From NAR to DBPR, the real estate industry is riddled with acronyms for different organizations. It can be challenging to separate the specific products and services each organization provides – and to understand how those interlocking products relate to each other.
ORLANDO, Fla. – Here’s a quick reference guide that highlights key roles each organization plays. Click the link next to each organization if you want to take a closer look at any of the organizations.
Florida Real Estate Commission (FREC)
The Florida Real Estate Commission (FREC) is the state organization that educates and regulates real estate licensees. There are seven commissioners appointed by the Governor of Florida and confirmed by the Senate. Five of the commissioners must hold real estate licenses, while two of the commissioners must be people who have never been licensees. Each of these commissioners is appointed for a four-year term.

### STORED DATA
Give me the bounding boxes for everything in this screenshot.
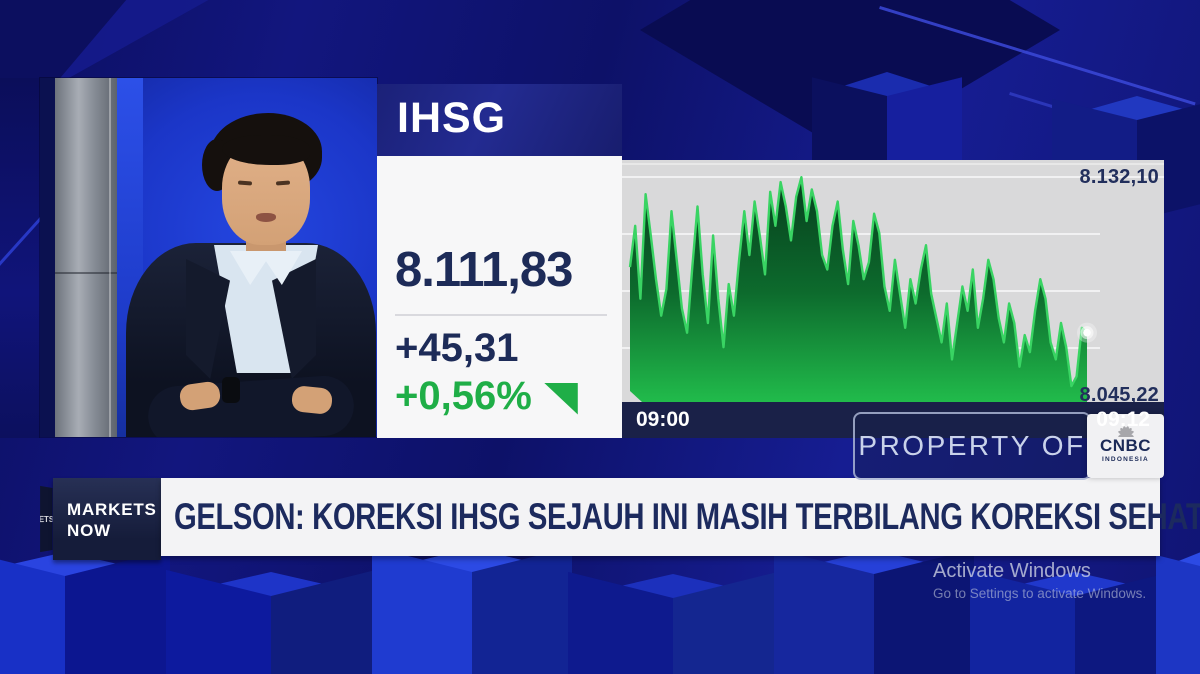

### REQUIREMENT
Please decide whether each statement below agrees with the real estate guide, answering yes or no and quoting the words from it that settle the matter. (a) The Governor of Florida appoints seven commissioners to the FREC. (b) Three of the commissioners must be people who have never been licensees. (c) Each commissioner is appointed for a four-year term.

### ANSWER FOR THE TASK
(a) Yes: "There are seven commissioners appointed by the Governor of Florida and confirmed by the Senate."
(b) No: "two of the commissioners must be people who have never been licensees."
(c) Yes: "Each of these commissioners is appointed for a four-year term."